**WORK INSTRUCTIONS**
Your answer must be the exact lines from the one holding "Convert this screenshot" through the end of the entries, with no pictures.

**RECORD SET**
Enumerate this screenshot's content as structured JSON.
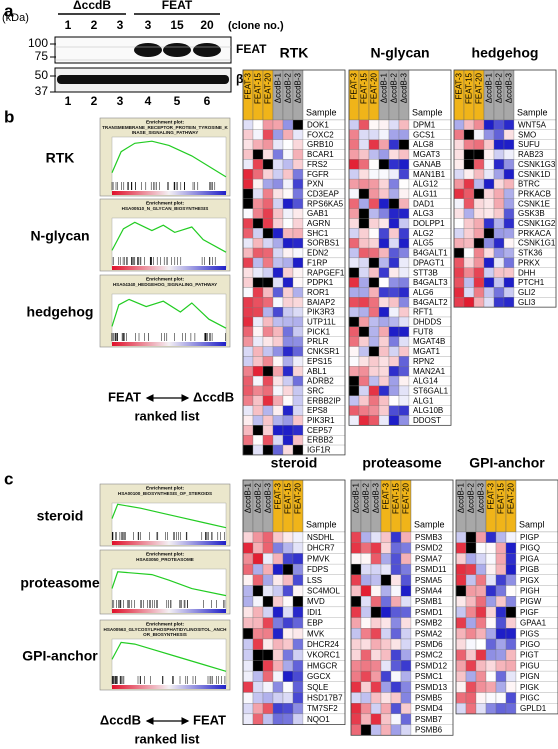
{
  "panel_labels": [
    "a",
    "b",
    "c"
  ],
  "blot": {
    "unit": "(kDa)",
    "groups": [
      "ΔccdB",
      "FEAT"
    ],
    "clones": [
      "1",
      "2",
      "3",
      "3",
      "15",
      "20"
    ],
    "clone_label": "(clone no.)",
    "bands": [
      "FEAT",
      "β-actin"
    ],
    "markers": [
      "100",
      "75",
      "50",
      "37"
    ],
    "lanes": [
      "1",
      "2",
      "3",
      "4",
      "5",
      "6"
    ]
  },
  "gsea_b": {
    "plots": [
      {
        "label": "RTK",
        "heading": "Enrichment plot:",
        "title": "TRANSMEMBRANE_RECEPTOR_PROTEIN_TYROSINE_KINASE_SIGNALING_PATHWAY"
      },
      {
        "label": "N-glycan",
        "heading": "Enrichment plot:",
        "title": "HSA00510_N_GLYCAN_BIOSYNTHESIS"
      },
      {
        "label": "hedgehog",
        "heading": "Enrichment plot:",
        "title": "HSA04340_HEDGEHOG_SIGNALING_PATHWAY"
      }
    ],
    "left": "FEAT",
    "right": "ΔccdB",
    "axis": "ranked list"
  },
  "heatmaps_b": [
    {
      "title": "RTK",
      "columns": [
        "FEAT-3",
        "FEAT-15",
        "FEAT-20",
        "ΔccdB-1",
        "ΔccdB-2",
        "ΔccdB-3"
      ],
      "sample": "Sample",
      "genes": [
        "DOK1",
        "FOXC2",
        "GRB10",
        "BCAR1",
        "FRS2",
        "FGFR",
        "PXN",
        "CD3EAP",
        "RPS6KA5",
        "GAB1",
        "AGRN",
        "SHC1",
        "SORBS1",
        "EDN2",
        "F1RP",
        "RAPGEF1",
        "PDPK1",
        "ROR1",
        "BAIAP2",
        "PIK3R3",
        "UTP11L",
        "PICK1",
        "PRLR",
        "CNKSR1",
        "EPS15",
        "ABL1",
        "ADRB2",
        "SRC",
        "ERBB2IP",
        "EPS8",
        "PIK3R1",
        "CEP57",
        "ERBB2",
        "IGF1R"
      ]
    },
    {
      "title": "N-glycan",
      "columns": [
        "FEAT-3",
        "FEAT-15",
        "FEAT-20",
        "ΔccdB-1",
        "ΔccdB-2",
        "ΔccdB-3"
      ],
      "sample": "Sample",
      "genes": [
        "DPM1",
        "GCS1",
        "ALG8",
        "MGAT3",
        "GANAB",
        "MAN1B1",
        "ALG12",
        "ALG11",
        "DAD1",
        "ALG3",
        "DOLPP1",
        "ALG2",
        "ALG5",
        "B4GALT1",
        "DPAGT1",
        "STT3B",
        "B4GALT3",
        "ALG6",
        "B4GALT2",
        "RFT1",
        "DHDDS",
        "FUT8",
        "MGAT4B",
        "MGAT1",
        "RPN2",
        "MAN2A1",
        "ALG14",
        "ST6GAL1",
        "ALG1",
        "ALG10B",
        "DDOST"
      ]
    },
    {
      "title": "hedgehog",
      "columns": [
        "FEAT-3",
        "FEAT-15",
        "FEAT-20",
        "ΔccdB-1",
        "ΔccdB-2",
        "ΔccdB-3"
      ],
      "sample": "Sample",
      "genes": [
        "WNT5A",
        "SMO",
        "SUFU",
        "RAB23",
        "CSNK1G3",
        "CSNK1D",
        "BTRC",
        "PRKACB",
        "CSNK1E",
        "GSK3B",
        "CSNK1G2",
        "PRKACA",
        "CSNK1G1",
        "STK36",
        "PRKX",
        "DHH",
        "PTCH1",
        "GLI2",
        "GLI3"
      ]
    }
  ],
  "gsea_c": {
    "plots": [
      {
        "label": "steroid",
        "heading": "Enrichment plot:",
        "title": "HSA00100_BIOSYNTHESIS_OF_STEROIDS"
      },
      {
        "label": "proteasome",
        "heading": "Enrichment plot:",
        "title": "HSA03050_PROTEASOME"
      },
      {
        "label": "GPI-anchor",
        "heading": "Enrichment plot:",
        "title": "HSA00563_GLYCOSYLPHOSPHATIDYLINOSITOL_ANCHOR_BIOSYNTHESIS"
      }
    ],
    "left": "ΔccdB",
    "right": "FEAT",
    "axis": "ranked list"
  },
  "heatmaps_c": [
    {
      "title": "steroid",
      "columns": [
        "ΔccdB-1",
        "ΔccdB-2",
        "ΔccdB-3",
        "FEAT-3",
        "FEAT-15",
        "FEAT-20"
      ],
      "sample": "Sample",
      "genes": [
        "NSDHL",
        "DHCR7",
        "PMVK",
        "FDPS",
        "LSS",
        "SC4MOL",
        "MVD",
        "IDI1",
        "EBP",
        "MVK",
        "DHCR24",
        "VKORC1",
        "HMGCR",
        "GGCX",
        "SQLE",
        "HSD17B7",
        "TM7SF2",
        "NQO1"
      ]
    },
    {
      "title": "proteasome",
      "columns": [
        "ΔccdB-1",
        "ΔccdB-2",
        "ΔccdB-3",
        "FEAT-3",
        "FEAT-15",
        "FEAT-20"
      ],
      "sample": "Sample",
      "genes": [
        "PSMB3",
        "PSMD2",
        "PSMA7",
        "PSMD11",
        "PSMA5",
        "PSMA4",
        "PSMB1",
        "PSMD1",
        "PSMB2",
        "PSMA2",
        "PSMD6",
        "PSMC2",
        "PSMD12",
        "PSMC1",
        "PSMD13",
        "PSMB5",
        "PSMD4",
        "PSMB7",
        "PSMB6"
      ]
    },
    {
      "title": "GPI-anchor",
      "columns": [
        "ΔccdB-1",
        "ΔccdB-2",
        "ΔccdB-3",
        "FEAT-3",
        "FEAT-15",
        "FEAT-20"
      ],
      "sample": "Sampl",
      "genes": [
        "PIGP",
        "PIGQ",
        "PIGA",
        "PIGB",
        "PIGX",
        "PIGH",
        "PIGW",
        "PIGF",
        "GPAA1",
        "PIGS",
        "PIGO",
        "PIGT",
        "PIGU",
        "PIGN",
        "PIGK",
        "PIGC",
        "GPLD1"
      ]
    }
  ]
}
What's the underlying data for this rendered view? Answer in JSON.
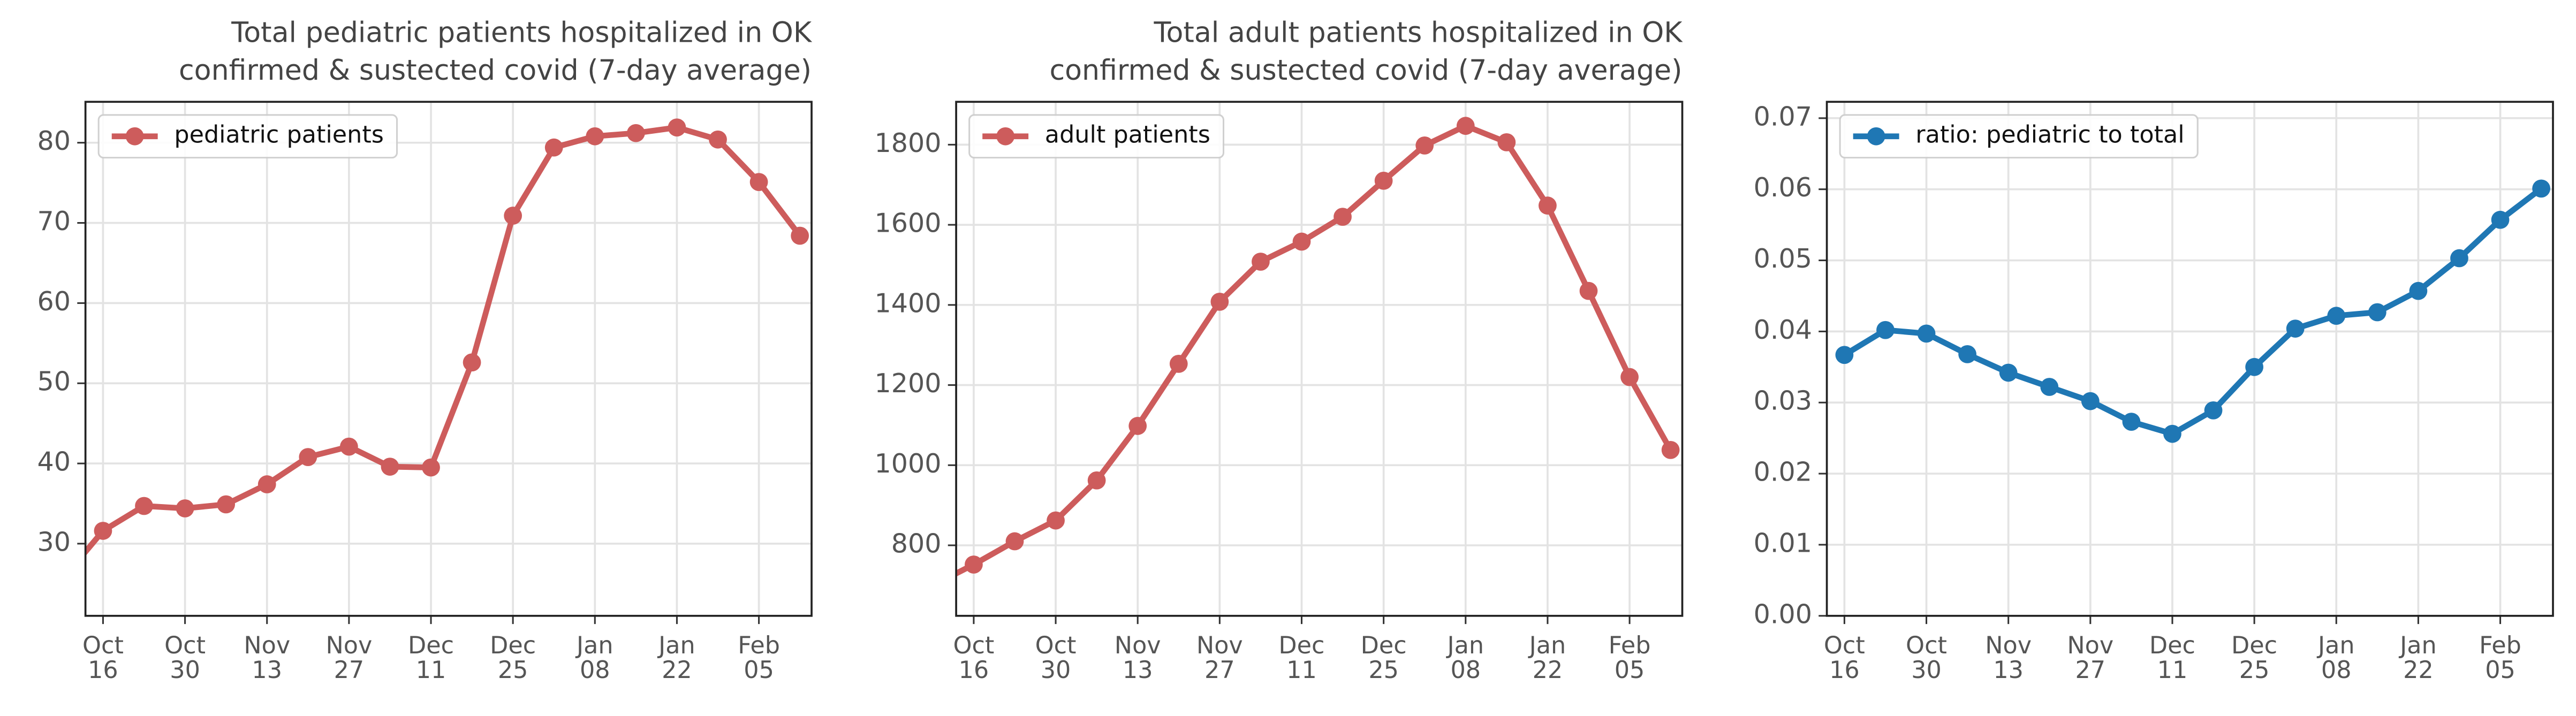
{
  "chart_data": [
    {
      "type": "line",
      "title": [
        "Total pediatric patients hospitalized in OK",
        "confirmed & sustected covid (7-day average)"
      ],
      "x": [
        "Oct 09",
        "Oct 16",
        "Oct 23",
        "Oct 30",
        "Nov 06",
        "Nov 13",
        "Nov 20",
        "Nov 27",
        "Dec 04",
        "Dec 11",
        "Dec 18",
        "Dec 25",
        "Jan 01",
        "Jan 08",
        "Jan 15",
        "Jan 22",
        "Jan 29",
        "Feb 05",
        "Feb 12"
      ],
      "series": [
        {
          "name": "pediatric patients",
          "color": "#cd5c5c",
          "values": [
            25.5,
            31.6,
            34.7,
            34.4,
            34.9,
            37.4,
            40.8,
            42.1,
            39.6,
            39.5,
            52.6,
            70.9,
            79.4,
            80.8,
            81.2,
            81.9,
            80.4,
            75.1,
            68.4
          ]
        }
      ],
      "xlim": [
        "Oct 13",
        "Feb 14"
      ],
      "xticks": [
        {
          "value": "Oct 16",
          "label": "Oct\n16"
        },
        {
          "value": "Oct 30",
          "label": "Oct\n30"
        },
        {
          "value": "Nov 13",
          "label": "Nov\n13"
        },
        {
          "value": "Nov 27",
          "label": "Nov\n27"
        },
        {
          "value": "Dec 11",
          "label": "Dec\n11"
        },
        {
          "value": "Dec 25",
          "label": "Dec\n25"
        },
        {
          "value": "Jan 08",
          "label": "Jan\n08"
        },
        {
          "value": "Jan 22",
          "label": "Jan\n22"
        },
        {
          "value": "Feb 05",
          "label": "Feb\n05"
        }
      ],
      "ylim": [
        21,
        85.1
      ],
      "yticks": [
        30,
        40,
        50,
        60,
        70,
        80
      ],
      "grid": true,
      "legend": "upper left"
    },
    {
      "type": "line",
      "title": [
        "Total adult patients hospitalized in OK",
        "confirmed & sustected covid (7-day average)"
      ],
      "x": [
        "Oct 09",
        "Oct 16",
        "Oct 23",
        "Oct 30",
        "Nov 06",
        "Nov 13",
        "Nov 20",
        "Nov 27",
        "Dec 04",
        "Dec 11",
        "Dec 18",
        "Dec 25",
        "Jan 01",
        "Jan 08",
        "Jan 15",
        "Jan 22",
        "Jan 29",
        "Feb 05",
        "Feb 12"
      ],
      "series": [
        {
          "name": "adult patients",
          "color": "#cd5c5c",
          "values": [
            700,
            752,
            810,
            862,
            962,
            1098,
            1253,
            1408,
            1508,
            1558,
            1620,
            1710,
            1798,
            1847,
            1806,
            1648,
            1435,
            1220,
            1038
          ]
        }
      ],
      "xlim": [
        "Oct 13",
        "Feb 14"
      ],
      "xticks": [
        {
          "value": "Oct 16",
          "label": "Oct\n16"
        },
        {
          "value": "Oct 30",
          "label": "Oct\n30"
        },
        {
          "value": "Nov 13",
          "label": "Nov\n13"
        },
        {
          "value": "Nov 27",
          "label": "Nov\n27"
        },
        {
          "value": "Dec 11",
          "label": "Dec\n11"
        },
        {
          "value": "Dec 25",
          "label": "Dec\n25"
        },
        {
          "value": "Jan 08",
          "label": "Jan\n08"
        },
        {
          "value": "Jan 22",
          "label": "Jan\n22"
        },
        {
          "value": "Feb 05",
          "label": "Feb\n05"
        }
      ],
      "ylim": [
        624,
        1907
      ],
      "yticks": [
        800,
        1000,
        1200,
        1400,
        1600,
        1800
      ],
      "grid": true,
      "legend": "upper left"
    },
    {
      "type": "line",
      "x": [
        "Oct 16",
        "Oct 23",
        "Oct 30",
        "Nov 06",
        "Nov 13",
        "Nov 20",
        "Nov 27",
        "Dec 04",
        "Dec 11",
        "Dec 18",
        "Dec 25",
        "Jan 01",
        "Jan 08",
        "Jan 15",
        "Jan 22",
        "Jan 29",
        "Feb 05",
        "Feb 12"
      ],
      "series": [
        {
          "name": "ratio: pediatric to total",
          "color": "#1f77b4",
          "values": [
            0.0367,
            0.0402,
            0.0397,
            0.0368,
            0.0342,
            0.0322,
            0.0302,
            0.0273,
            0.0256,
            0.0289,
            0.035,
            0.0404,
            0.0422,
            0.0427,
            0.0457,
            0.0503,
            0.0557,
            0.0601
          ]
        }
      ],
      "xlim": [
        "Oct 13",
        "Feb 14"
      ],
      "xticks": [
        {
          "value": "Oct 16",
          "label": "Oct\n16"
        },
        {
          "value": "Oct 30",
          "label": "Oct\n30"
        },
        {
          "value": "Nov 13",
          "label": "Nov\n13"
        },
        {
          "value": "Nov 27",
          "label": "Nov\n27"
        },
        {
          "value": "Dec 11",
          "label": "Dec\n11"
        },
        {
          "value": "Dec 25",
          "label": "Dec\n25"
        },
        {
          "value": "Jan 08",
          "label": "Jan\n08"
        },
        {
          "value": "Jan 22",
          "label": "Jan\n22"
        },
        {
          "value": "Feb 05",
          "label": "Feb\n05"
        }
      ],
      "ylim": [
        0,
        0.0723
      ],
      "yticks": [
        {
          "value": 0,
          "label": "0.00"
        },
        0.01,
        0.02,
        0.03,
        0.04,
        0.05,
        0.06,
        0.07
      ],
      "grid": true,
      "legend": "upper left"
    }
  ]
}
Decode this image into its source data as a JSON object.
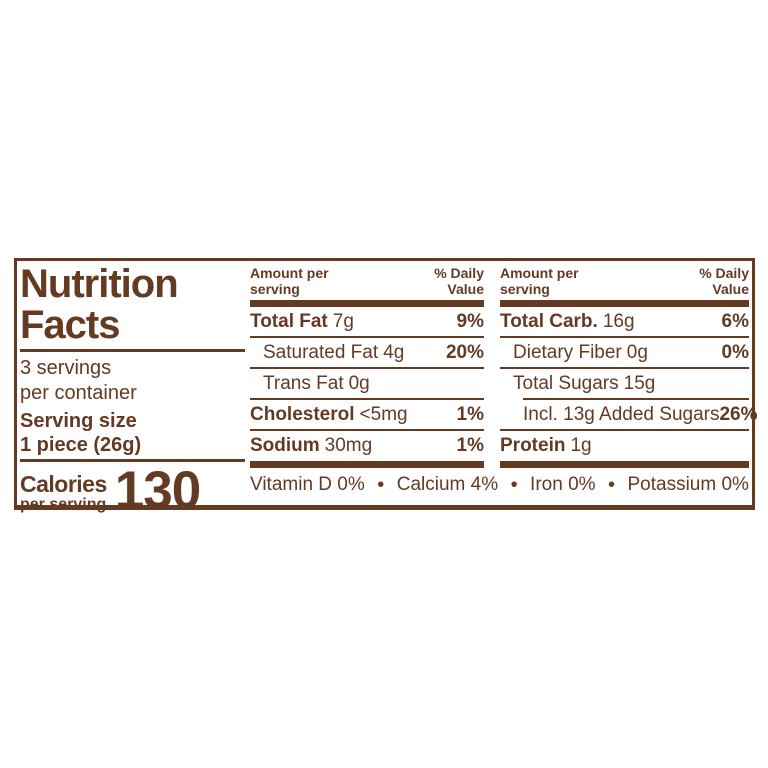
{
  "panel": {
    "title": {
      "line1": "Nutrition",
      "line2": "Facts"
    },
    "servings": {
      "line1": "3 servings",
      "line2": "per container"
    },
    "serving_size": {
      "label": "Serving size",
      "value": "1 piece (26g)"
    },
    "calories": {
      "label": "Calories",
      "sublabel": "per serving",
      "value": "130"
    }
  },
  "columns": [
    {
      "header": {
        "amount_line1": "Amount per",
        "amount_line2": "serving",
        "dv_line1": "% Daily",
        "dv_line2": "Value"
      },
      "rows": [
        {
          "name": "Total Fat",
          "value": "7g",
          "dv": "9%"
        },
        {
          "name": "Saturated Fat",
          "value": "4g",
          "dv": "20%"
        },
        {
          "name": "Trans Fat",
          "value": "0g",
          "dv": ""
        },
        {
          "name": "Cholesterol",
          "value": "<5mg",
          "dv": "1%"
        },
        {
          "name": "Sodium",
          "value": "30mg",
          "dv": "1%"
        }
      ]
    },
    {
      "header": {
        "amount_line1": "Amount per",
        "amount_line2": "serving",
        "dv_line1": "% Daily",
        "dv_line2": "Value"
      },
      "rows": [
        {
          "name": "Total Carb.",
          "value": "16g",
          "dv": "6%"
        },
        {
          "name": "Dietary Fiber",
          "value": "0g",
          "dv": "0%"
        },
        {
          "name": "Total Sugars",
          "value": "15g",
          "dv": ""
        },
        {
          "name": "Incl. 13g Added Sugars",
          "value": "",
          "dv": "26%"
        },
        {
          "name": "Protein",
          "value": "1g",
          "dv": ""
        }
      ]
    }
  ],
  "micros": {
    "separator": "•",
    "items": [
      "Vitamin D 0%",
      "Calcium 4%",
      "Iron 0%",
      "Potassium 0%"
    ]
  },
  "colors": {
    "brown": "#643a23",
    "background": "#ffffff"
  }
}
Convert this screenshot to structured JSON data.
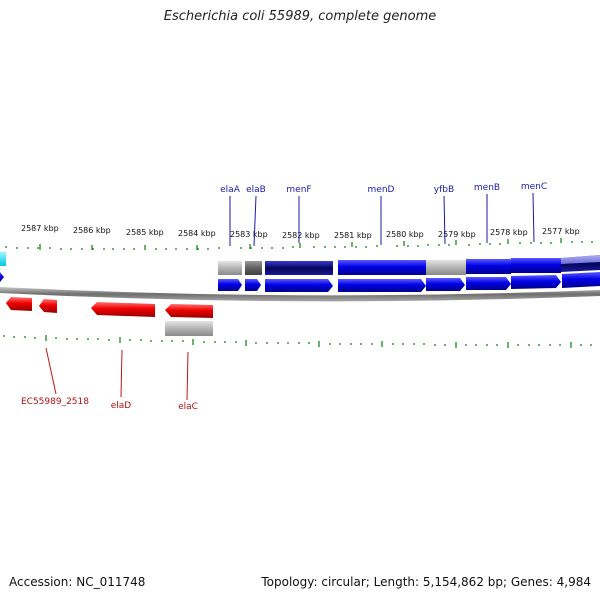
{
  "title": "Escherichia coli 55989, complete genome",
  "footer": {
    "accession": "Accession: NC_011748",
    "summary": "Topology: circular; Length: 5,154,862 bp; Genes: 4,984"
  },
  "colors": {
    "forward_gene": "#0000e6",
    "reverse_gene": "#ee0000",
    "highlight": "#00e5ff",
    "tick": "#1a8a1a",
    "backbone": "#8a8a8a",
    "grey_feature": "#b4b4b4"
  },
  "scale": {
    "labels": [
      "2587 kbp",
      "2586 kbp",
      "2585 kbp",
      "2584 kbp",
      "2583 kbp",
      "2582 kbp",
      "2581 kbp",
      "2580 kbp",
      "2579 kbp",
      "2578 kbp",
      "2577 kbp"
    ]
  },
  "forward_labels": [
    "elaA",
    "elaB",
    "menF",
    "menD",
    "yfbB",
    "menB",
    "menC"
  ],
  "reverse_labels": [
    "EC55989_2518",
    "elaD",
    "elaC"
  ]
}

**ANSWER TO THIS TASK**
Convert this screenshot to structured JSON data.
{
  "title": "Escherichia coli 55989, complete genome",
  "footer": {
    "accession": "Accession: NC_011748",
    "summary": "Topology: circular; Length: 5,154,862 bp; Genes: 4,984"
  },
  "colors": {
    "forward_gene": "#0000e6",
    "reverse_gene": "#ee0000",
    "highlight": "#00e5ff",
    "tick": "#1a8a1a",
    "backbone": "#8a8a8a",
    "grey_feature": "#b4b4b4"
  },
  "scale": {
    "labels": [
      "2587 kbp",
      "2586 kbp",
      "2585 kbp",
      "2584 kbp",
      "2583 kbp",
      "2582 kbp",
      "2581 kbp",
      "2580 kbp",
      "2579 kbp",
      "2578 kbp",
      "2577 kbp"
    ]
  },
  "forward_labels": [
    "elaA",
    "elaB",
    "menF",
    "menD",
    "yfbB",
    "menB",
    "menC"
  ],
  "reverse_labels": [
    "EC55989_2518",
    "elaD",
    "elaC"
  ]
}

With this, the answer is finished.